--- Begin Dataset ---
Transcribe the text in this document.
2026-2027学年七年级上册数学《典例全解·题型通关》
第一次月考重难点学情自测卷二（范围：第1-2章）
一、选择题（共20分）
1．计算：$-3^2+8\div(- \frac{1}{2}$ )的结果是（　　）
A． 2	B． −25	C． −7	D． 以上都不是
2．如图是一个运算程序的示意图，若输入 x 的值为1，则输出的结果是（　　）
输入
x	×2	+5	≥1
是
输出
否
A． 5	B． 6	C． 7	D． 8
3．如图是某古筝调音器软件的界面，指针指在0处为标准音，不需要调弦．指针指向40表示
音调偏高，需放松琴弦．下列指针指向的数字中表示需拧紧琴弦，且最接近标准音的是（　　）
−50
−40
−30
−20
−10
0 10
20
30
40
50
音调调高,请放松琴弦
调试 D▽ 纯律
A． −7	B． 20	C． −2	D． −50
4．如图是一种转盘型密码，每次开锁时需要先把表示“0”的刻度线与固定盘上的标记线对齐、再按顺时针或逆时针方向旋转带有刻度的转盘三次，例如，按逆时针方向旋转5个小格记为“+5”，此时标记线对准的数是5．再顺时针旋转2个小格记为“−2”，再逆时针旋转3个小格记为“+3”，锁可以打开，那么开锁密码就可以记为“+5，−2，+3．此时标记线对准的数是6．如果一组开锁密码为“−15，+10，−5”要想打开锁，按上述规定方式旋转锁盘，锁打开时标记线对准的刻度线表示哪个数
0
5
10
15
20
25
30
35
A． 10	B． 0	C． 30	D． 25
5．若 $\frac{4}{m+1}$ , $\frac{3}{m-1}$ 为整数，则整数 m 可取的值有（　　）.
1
--- End Dataset ---
Your task is to reproduce all of the records exactly.

Transcribe the text in this document.
2026-2027学年七年级上册数学《典例全解·题型通关》
第一次月考重难点学情自测卷二（范围：第1-2章）
一、选择题（共20分）
1．计算：$-3^2+8\div(- \frac{1}{2}$ )的结果是（　　）
A． 2	B． −25	C． −7	D． 以上都不是
2．如图是一个运算程序的示意图，若输入 x 的值为1，则输出的结果是（　　）
输入
x	×2	+5	≥1
是
输出
否
A． 5	B． 6	C． 7	D． 8
3．如图是某古筝调音器软件的界面，指针指在0处为标准音，不需要调弦．指针指向40表示
音调偏高，需放松琴弦．下列指针指向的数字中表示需拧紧琴弦，且最接近标准音的是（　　）
−50
−40
−30
−20
−10
0 10
20
30
40
50
音调调高,请放松琴弦
调试 D▽ 纯律
A． −7	B． 20	C． −2	D． −50
4．如图是一种转盘型密码，每次开锁时需要先把表示“0”的刻度线与固定盘上的标记线对齐、再按顺时针或逆时针方向旋转带有刻度的转盘三次，例如，按逆时针方向旋转5个小格记为“+5”，此时标记线对准的数是5．再顺时针旋转2个小格记为“−2”，再逆时针旋转3个小格记为“+3”，锁可以打开，那么开锁密码就可以记为“+5，−2，+3．此时标记线对准的数是6．如果一组开锁密码为“−15，+10，−5”要想打开锁，按上述规定方式旋转锁盘，锁打开时标记线对准的刻度线表示哪个数
0
5
10
15
20
25
30
35
A． 10	B． 0	C． 30	D． 25
5．若 $\frac{4}{m+1}$ , $\frac{3}{m-1}$ 为整数，则整数 m 可取的值有（　　）.
1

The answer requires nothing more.